### TEXT TO READ
Monday, November 4, 2024

YOU LOVE THAT LITTLE BOY?

 



January 18, 1976, is an important day in the Hopper family.  The first grandson of JM and Leecie Hopper came that day.  It was a Sunday morning that Andy Lee Hopper entered the world.  I was a proud dad of the future of the Hopper family.  He entered life with a broken collarbone and yellow jaundice.  As a new dad with a boy child, I had many thoughts about the new responsibility I had.

Andrew, a disciple of Jesus and brother to Peter was the inspiration for Andy.  Andrew means strong, manly, and brave.  Lee means shelter, sanctuary, or haven.  My mom’s name was Leecie, which is Irish meaning servant of Jesus and English meaning happiness gaiety.  Andy Lee is an important name to honor.

One of my fondest memories is my dad holding Andy at Granny Hopper’s wake.  Andy was three months old.  It represented the passing of one born in 19th Century 1891.  The look at dad had and the scene of this muscular man holing a small fragile baby is a price picture.  Andy would be the first of many more Hopper boys born.

Andy loved cowboy boots, tractors, and horses.  Every toy horse he had usually had a broken leg.  I have his Wonder Horse in storage for restoration.  It has a missing front leg.  One time I watched him play in a field of red top clover.  On his knees, he would throw his head back and kick his right leg into the air.  I got close enough to hear him, heard him neighing like a horse, and saw him chewing on a clover stalk.

I had an old Jersey milk cow that Andy loved.   He drank her milk as a baby. He would call out to her; J E R S E Y and she would come to him.  At one time, he had several laying hens, but that is another story for another time.

I mentioned that he loved tractors.  One time his pawpaw Moxley received a toy metal cast John Deer tractor as a gag gift for Christmas.  Pawpaw gave it to Andy because Andy thought Pawpaw got his Christmas present.  It is also in storage in my shop along with other toy tractors and trucks.  Andy had a toy John Deere peddle tractor that we lost in a house fire.  The John Deere trailer that came with the tractor survived.

Andy would ride along side of me when I cut the fields with a real tractor.  I was so happy when he would ride with me.  One day a man in an empty log truck stopped and came to the tractor that Andy and I were riding.  He introduced himself as Travis Price.  He asked, “You love that little boy?”  I thought he was about to scold me for riding my toddler on a large piece of equipment.  I looked him in the eye and said, “I love him very much.”  Then he shocked me with, “You better do a better job of watching him.”

### DATA LINES
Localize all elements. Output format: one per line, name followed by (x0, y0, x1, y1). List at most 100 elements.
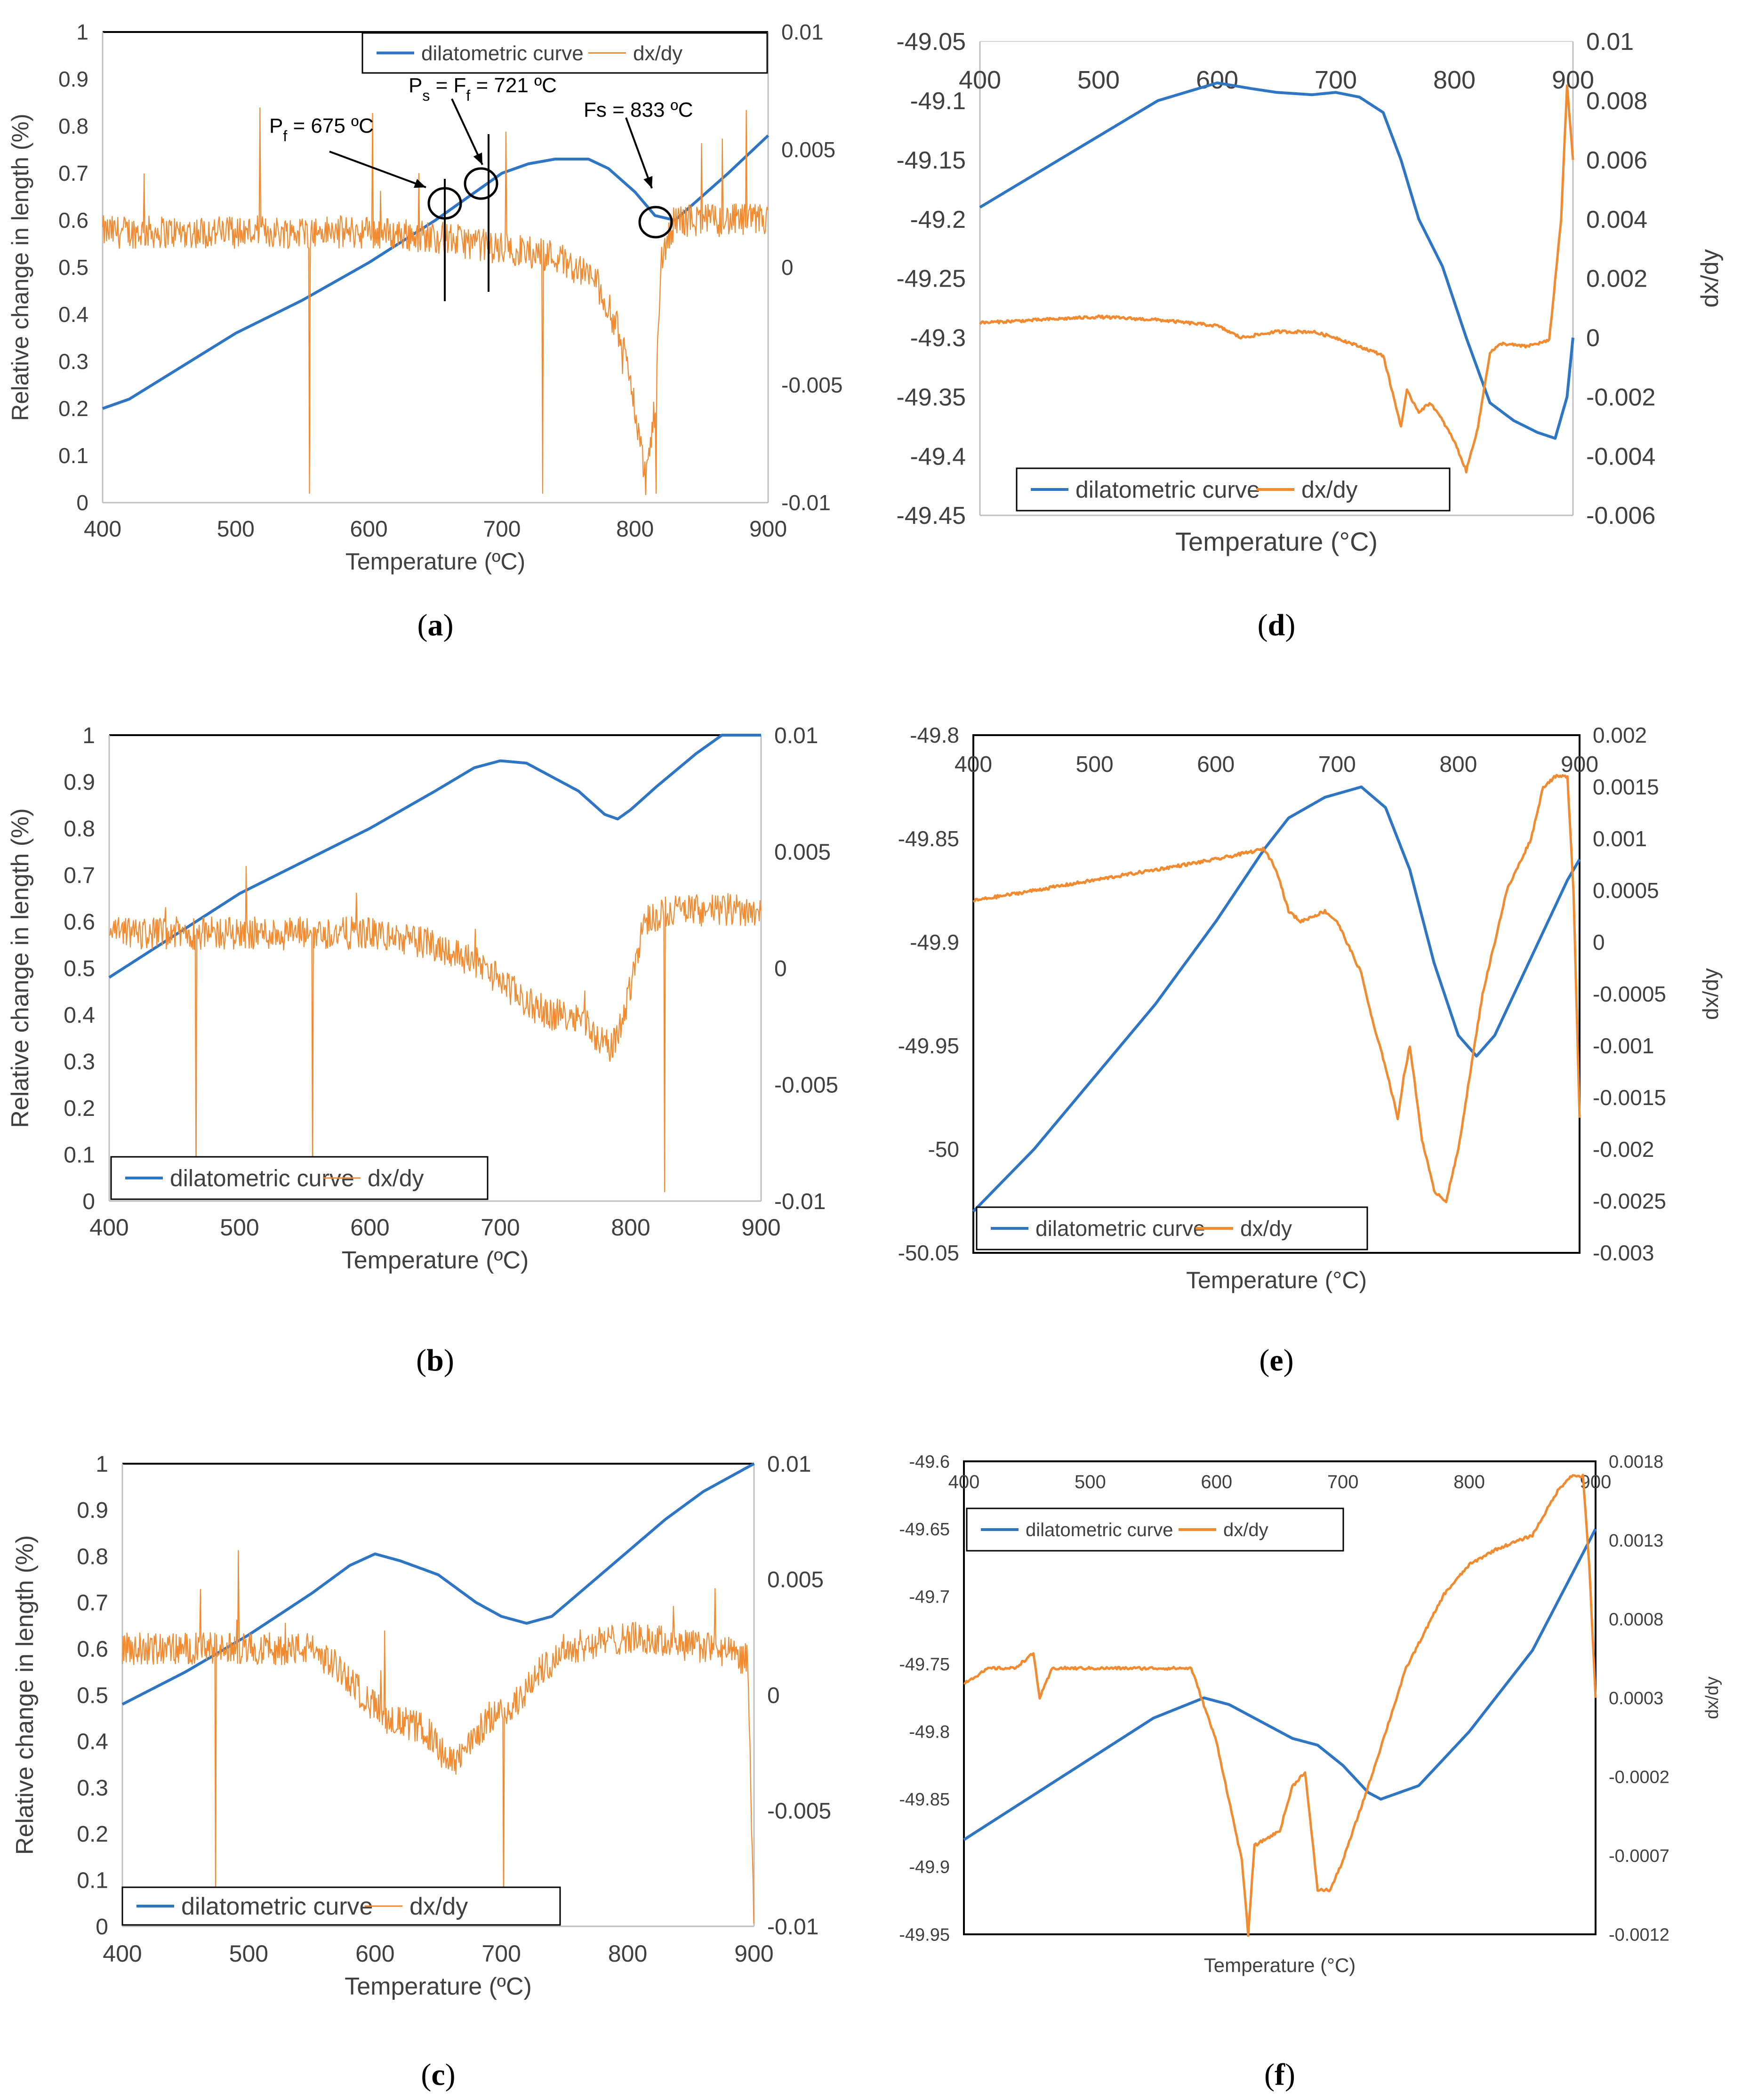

### OBJECTIVE 1
In the story about Andy, what kind of cow would come when Andy called out to her?
### OBJECTIVE 2
Reproduce word for word the part of the story about Andy that opens with the words containing "One of my fondest" and closes with "Hopper boys born.".
### OBJECTIVE 3
Extend the story about Andy beyond its final sentence.
The listing isn't needed here.

### ANSWER 1
An old Jersey milk cow.

### ANSWER 2
One of my fondest memories is my dad holding Andy at Granny Hopper’s wake.  Andy was three months old.  It represented the passing of one born in 19th Century 1891.  The look at dad had and the scene of this muscular man holing a small fragile baby is a price picture.  Andy would be the first of many more Hopper boys born.

### ANSWER 3
Just minutes earlier, I had the responsibility of taking care of Andy alone while his mother ran some errands.  She had not been gone just seconds when all of a sudden Andy was missing.  I panicked.  I called out to him.  We were standing in the front yard when he disappeared.  I run into the house and I looked everywhere.  Andy was notorious for hiding.  I looked in the basement, in the closets, under the bed and in the bed.  I had built him a Captain’s bed and he was not the hidden toy box of the bed.

I went back out front and there he was standing in the yard.  I hugged and squeezed him and told him how much he scared me.  Then we went to the tractor and started cutting the field.  That’s when Mr. Price stopped and told me something that really scared me.

Mr. Price said, “I topped the hill, to our left, with a large load of logs.  In the middle of the road was your little boy.  I was scared to death and knew I could not stop.  I waited to see which way he was going to run.  When he ran toward your house, I run the log truck into the side of the road at the house over there, pointed to my grandmother’s house.

Mr. Price said I was so scared I was nauseated and had to stop about a mile up road and settle my stomach.  I was so bad that I drove very slowly to the sawmill.  When I saw that precious little boy in your arms I had to stop.”

He had my attention, and all the possible dangers and scenarios flooded my mind.  Mr. Price then shared with me what I will never forget.

He said, “I had a boy about your son’s age.  One morning I had to run to town.  As I started to back my car out of the drive, I made sure there were no children around the car.  Not seeing any, I started back.  That’s when I heard a terrible sound.  I stopped and checked under the car.  That’s when I saw that I had run over my son and killed him.  I will never forget what I saw and what I done.  He had hid under the car and I did not see him.  That’s something that I will never get over.”

When Mr. Price left, I took Andy into my arms realizing that a dad that loved his son very much lost his son.  I had mine because another dad was willing to sacrifice himself to spare my son.  I hugged and loved on Andy so much.  I wept.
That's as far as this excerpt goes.